• _Task objective_: Beginning at the line with "Give me a plain-text", output each line to the end of the listing below exactly, please.

(Dataset items)
┏━━

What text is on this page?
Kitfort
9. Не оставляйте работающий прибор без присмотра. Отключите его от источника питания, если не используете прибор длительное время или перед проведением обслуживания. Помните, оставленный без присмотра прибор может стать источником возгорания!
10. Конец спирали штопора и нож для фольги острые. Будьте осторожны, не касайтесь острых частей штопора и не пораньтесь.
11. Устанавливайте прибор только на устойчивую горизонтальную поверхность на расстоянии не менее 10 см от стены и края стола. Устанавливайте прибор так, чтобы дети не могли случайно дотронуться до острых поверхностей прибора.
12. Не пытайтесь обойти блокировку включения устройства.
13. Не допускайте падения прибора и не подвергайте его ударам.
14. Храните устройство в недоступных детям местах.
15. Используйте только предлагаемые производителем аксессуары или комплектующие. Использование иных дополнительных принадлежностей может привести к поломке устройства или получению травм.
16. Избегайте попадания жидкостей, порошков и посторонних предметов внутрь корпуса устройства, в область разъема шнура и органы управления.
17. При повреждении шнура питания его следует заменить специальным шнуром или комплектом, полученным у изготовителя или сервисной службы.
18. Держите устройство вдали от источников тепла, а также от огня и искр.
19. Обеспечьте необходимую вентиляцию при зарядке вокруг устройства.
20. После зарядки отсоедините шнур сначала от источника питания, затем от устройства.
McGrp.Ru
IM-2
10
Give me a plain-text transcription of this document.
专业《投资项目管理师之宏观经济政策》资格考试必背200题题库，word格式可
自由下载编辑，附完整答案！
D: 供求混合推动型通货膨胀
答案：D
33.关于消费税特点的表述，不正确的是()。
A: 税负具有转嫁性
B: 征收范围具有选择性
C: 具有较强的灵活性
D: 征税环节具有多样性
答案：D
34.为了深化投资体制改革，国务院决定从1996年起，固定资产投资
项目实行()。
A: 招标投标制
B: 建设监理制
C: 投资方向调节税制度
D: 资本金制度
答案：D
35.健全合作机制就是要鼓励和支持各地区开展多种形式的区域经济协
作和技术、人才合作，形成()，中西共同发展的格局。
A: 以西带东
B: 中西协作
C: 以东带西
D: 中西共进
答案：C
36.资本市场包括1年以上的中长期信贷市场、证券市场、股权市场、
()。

┗━━

• _Answer in full_:
Give me a plain-text transcription of this document.
专业《投资项目管理师之宏观经济政策》资格考试必背200题题库，word格式可
自由下载编辑，附完整答案！
D: 供求混合推动型通货膨胀
答案：D
33.关于消费税特点的表述，不正确的是()。
A: 税负具有转嫁性
B: 征收范围具有选择性
C: 具有较强的灵活性
D: 征税环节具有多样性
答案：D
34.为了深化投资体制改革，国务院决定从1996年起，固定资产投资
项目实行()。
A: 招标投标制
B: 建设监理制
C: 投资方向调节税制度
D: 资本金制度
答案：D
35.健全合作机制就是要鼓励和支持各地区开展多种形式的区域经济协
作和技术、人才合作，形成()，中西共同发展的格局。
A: 以西带东
B: 中西协作
C: 以东带西
D: 中西共进
答案：C
36.资本市场包括1年以上的中长期信贷市场、证券市场、股权市场、
()。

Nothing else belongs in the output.